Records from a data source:
═══

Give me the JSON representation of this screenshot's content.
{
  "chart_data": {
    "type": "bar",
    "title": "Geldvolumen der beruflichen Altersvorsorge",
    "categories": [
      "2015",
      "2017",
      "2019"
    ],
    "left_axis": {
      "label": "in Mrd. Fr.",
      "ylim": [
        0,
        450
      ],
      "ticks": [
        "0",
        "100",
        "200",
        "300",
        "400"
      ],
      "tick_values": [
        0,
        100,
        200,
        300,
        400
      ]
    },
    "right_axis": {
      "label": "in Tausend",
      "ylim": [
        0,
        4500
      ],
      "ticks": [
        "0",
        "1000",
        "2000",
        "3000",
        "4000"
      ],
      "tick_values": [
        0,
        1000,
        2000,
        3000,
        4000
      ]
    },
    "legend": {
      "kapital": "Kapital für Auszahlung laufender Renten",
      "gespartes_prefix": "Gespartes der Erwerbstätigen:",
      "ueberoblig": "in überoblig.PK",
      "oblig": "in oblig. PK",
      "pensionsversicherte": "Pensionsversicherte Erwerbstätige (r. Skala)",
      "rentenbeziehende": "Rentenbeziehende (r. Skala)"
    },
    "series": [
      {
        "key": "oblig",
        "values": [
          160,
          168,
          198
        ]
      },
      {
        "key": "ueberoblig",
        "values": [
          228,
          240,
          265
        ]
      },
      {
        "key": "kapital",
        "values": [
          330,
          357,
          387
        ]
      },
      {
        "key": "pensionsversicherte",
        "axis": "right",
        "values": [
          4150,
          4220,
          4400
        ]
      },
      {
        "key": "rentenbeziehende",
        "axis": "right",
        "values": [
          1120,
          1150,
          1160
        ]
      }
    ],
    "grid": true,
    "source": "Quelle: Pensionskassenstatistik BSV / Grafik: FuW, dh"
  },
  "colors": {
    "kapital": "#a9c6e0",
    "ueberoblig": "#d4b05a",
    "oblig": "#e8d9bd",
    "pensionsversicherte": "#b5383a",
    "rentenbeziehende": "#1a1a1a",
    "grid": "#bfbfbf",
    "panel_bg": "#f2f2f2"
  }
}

═══

GOAL: Set down all of the records shown above once more, exactly.

TASK OUTPUT:
Give me the JSON representation of this screenshot's content.
{
  "chart_data": {
    "type": "bar",
    "title": "Geldvolumen der beruflichen Altersvorsorge",
    "categories": [
      "2015",
      "2017",
      "2019"
    ],
    "left_axis": {
      "label": "in Mrd. Fr.",
      "ylim": [
        0,
        450
      ],
      "ticks": [
        "0",
        "100",
        "200",
        "300",
        "400"
      ],
      "tick_values": [
        0,
        100,
        200,
        300,
        400
      ]
    },
    "right_axis": {
      "label": "in Tausend",
      "ylim": [
        0,
        4500
      ],
      "ticks": [
        "0",
        "1000",
        "2000",
        "3000",
        "4000"
      ],
      "tick_values": [
        0,
        1000,
        2000,
        3000,
        4000
      ]
    },
    "legend": {
      "kapital": "Kapital für Auszahlung laufender Renten",
      "gespartes_prefix": "Gespartes der Erwerbstätigen:",
      "ueberoblig": "in überoblig.PK",
      "oblig": "in oblig. PK",
      "pensionsversicherte": "Pensionsversicherte Erwerbstätige (r. Skala)",
      "rentenbeziehende": "Rentenbeziehende (r. Skala)"
    },
    "series": [
      {
        "key": "oblig",
        "values": [
          160,
          168,
          198
        ]
      },
      {
        "key": "ueberoblig",
        "values": [
          228,
          240,
          265
        ]
      },
      {
        "key": "kapital",
        "values": [
          330,
          357,
          387
        ]
      },
      {
        "key": "pensionsversicherte",
        "axis": "right",
        "values": [
          4150,
          4220,
          4400
        ]
      },
      {
        "key": "rentenbeziehende",
        "axis": "right",
        "values": [
          1120,
          1150,
          1160
        ]
      }
    ],
    "grid": true,
    "source": "Quelle: Pensionskassenstatistik BSV / Grafik: FuW, dh"
  },
  "colors": {
    "kapital": "#a9c6e0",
    "ueberoblig": "#d4b05a",
    "oblig": "#e8d9bd",
    "pensionsversicherte": "#b5383a",
    "rentenbeziehende": "#1a1a1a",
    "grid": "#bfbfbf",
    "panel_bg": "#f2f2f2"
  }
}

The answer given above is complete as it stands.